-------- TASK INPUT
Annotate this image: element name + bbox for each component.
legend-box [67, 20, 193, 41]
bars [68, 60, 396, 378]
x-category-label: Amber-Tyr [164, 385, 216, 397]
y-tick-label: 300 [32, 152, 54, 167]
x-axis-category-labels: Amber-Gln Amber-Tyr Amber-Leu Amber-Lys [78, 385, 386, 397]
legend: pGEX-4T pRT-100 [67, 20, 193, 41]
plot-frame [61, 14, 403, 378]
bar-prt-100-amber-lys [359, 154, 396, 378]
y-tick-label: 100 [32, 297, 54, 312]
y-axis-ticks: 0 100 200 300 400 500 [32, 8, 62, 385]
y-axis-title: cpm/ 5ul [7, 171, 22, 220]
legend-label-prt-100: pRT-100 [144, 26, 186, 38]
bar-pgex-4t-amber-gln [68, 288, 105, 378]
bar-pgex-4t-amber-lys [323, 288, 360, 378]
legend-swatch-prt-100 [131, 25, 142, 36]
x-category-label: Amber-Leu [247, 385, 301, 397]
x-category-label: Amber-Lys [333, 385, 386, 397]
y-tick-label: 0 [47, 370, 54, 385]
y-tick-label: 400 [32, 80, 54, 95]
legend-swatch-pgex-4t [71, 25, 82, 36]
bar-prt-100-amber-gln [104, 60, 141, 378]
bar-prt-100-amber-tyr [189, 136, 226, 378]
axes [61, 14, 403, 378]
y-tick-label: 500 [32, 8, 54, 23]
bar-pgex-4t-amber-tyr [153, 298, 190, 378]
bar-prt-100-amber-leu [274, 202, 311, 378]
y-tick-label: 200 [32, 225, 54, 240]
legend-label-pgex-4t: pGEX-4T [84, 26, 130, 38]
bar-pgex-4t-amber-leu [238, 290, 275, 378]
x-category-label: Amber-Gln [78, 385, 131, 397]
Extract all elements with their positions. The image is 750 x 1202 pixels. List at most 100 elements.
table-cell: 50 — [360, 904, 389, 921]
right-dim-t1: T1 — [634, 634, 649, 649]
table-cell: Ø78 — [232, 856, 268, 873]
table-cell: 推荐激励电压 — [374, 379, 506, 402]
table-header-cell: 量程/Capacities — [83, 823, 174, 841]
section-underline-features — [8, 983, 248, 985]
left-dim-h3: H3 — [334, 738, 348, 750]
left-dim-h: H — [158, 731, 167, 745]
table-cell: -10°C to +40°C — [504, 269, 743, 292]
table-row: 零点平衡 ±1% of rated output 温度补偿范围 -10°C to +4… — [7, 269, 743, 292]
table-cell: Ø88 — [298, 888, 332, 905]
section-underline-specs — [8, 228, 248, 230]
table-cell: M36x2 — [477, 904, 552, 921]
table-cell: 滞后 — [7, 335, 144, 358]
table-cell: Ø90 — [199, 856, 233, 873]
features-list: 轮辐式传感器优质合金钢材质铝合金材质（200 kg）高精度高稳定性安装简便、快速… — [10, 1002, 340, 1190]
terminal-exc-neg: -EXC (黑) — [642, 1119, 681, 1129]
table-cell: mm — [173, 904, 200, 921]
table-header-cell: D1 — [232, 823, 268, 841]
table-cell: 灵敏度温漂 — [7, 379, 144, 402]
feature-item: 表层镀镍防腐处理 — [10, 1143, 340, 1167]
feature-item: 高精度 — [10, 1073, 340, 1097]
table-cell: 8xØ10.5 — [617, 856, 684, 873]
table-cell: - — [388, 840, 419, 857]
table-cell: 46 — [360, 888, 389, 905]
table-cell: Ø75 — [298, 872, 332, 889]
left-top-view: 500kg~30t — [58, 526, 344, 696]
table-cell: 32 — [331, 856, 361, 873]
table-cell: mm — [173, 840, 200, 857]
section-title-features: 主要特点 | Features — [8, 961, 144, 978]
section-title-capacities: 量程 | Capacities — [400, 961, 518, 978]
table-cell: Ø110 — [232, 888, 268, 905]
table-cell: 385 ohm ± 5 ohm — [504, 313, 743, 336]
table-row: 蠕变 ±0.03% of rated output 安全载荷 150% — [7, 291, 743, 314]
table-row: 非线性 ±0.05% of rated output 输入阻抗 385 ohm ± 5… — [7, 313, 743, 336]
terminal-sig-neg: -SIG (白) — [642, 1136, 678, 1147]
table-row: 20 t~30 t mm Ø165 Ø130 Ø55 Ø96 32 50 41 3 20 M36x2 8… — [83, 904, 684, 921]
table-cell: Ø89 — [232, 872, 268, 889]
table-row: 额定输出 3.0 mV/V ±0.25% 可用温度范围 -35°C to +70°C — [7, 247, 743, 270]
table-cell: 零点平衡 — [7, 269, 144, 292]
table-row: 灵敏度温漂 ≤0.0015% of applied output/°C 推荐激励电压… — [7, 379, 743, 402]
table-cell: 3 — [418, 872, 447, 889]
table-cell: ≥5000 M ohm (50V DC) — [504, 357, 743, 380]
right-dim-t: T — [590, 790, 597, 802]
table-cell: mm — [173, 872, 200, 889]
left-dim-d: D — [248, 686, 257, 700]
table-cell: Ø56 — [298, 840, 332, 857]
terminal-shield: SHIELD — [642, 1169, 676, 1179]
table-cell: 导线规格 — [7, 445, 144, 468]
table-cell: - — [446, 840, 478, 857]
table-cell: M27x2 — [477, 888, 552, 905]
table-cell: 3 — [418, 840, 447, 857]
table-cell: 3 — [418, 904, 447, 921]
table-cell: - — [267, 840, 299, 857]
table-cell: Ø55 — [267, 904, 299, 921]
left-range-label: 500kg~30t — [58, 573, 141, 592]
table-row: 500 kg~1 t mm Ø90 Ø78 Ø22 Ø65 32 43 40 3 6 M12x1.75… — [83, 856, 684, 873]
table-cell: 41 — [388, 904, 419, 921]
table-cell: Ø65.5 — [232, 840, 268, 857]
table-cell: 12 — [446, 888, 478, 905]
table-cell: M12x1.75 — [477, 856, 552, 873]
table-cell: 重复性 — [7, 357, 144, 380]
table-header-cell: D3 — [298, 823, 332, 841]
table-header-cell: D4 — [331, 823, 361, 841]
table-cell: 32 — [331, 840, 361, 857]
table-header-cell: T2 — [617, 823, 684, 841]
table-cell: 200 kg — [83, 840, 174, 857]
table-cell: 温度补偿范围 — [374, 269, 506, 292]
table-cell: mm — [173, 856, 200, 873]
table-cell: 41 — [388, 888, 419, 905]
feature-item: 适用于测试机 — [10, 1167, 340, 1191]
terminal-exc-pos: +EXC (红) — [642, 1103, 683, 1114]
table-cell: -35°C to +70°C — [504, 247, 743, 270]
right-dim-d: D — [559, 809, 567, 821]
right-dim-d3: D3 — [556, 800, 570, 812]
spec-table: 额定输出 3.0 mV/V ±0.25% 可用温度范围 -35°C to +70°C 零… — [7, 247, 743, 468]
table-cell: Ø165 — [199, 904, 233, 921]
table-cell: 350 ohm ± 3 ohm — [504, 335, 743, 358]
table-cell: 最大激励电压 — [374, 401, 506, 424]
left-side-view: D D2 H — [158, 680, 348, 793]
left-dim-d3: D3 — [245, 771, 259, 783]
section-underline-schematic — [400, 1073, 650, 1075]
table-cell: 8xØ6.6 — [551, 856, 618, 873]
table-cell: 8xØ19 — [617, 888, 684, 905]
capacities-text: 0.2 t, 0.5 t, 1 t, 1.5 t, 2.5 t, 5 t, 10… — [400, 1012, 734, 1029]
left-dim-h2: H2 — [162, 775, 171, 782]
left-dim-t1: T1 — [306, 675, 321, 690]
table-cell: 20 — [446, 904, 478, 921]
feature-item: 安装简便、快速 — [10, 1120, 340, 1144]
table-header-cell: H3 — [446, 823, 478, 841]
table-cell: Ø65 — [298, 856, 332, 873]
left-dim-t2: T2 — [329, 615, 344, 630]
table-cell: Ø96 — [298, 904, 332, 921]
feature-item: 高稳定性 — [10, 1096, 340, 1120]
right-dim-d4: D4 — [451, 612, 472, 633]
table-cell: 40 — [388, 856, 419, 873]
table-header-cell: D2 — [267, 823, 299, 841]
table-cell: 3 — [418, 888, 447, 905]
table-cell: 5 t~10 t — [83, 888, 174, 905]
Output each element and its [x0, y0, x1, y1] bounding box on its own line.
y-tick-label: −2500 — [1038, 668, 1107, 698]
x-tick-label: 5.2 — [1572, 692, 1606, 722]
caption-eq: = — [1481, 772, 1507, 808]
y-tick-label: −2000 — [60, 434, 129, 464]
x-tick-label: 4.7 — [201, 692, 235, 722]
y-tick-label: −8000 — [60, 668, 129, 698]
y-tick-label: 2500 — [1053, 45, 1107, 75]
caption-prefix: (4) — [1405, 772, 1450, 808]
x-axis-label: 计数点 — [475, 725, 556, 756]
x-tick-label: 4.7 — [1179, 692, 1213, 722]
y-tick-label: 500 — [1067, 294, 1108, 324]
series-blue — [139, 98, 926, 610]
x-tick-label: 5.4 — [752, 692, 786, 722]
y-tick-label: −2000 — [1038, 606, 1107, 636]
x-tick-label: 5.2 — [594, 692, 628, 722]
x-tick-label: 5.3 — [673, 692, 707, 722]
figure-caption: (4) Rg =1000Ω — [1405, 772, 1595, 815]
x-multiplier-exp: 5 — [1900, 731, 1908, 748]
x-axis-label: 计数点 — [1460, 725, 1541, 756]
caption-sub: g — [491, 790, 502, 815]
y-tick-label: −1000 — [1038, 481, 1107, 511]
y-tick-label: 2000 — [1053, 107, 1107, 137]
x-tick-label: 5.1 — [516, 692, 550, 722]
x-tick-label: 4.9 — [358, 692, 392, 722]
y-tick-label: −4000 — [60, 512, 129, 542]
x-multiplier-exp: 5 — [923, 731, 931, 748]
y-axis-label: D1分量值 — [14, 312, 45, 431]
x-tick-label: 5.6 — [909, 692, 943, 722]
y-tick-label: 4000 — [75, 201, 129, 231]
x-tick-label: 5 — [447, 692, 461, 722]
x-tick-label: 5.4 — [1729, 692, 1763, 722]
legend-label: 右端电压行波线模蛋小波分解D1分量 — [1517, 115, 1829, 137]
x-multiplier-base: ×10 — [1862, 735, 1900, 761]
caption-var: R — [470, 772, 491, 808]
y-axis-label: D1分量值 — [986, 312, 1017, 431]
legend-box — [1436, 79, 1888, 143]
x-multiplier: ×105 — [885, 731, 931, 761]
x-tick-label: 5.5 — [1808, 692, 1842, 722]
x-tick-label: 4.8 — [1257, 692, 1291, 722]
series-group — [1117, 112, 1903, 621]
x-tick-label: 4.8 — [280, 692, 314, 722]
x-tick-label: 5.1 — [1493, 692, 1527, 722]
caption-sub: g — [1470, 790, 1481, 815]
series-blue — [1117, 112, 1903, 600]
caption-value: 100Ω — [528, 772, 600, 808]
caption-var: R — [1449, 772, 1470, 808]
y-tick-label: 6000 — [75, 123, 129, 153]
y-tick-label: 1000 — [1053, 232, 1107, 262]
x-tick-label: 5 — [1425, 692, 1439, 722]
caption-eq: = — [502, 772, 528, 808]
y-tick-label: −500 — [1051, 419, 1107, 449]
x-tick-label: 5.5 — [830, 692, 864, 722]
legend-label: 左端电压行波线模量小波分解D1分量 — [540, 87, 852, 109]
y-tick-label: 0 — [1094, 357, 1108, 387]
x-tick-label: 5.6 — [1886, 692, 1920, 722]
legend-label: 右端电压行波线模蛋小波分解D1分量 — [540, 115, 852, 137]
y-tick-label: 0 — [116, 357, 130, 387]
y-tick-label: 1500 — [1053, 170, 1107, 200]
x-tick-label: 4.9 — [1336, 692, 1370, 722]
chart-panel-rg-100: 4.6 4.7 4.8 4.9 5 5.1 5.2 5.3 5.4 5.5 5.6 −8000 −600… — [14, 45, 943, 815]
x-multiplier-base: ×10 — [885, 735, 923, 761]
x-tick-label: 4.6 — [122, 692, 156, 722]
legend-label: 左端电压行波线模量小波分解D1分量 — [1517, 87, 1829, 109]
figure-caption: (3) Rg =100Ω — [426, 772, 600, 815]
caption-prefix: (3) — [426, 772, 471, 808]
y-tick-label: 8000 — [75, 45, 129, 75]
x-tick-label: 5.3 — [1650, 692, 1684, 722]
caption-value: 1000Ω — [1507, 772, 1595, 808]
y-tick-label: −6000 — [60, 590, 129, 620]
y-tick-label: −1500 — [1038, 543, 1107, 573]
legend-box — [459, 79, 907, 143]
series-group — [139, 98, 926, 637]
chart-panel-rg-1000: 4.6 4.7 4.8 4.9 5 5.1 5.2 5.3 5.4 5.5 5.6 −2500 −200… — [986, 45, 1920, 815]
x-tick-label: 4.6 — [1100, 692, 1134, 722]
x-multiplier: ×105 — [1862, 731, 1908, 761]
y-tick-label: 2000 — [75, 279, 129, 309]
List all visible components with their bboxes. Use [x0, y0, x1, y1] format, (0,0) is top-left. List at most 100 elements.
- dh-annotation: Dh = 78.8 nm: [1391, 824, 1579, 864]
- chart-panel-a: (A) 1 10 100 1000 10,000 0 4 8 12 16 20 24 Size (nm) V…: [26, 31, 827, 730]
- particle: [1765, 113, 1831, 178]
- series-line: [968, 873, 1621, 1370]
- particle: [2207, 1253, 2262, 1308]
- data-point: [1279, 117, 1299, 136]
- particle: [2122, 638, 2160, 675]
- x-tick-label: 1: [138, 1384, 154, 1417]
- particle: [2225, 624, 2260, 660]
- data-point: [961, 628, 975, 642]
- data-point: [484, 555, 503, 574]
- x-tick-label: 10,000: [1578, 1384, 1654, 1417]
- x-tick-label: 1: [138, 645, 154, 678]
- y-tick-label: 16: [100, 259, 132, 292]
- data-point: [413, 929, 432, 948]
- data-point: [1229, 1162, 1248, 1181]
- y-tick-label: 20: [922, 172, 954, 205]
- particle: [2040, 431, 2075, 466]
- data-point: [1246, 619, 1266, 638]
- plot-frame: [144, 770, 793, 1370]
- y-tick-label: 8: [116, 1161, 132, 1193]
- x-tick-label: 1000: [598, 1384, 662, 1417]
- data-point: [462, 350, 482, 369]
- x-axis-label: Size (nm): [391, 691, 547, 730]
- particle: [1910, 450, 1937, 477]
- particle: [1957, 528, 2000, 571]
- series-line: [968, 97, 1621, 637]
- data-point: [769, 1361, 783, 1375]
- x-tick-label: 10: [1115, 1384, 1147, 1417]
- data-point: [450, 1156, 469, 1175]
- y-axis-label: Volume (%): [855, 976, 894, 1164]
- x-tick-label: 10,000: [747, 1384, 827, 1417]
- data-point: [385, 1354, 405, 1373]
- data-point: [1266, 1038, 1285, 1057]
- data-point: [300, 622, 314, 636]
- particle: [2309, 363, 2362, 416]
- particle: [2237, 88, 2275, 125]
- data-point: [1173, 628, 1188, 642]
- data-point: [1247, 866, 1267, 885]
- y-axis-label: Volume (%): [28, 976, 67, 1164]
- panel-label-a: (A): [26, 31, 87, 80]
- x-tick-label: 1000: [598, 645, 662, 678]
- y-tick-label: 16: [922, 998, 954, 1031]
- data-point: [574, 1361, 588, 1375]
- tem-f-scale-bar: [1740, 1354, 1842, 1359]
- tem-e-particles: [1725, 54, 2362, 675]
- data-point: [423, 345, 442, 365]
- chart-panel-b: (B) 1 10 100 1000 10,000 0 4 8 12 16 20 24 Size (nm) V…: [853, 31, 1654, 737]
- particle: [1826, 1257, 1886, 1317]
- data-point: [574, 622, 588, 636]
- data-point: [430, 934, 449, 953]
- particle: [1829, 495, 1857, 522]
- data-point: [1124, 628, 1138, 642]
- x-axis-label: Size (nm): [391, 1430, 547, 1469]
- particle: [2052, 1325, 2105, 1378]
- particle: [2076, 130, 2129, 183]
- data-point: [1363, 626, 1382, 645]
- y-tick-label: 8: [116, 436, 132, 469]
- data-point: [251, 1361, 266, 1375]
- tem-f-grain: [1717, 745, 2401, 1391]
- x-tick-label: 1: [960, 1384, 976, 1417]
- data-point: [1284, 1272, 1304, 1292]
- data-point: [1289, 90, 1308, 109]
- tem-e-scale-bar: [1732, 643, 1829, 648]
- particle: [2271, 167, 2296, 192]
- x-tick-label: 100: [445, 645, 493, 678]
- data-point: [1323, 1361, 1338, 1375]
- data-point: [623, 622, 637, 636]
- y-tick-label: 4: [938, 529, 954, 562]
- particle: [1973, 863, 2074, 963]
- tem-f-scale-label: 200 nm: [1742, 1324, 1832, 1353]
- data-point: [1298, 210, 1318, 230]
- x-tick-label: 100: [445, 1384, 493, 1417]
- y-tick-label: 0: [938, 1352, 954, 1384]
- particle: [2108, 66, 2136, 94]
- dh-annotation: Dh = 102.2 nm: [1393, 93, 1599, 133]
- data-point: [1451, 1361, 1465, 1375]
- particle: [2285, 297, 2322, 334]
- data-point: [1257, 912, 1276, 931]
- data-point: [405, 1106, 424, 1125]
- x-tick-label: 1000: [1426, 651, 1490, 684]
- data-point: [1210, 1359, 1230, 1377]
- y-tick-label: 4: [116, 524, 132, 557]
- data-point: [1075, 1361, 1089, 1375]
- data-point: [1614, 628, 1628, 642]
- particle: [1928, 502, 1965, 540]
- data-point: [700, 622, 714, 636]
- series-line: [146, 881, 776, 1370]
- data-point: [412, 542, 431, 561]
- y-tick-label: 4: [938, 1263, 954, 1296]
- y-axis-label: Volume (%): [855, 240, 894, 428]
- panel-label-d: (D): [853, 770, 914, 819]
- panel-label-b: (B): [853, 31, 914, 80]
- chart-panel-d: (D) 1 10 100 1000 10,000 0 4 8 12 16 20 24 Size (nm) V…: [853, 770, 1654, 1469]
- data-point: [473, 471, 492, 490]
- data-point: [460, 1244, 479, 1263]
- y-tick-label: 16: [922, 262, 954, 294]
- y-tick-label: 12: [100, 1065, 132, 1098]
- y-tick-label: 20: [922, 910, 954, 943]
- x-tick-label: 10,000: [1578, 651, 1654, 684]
----------------
Could you revise the part of the material that opens with its first line and closes with the line containing "bar-prt-100-amber-gln [104, 60, 141, 378]", changing "plot-frame" to "chart-frame" and keeping everything else the same?

**EXERCISE RESULT:**
Annotate this image: element name + bbox for each component.
legend-box [67, 20, 193, 41]
bars [68, 60, 396, 378]
x-category-label: Amber-Tyr [164, 385, 216, 397]
y-tick-label: 300 [32, 152, 54, 167]
x-axis-category-labels: Amber-Gln Amber-Tyr Amber-Leu Amber-Lys [78, 385, 386, 397]
legend: pGEX-4T pRT-100 [67, 20, 193, 41]
chart-frame [61, 14, 403, 378]
bar-prt-100-amber-lys [359, 154, 396, 378]
y-tick-label: 100 [32, 297, 54, 312]
y-axis-ticks: 0 100 200 300 400 500 [32, 8, 62, 385]
y-axis-title: cpm/ 5ul [7, 171, 22, 220]
legend-label-prt-100: pRT-100 [144, 26, 186, 38]
bar-pgex-4t-amber-gln [68, 288, 105, 378]
bar-pgex-4t-amber-lys [323, 288, 360, 378]
legend-swatch-prt-100 [131, 25, 142, 36]
x-category-label: Amber-Leu [247, 385, 301, 397]
x-category-label: Amber-Lys [333, 385, 386, 397]
y-tick-label: 0 [47, 370, 54, 385]
y-tick-label: 400 [32, 80, 54, 95]
legend-swatch-pgex-4t [71, 25, 82, 36]
bar-prt-100-amber-gln [104, 60, 141, 378]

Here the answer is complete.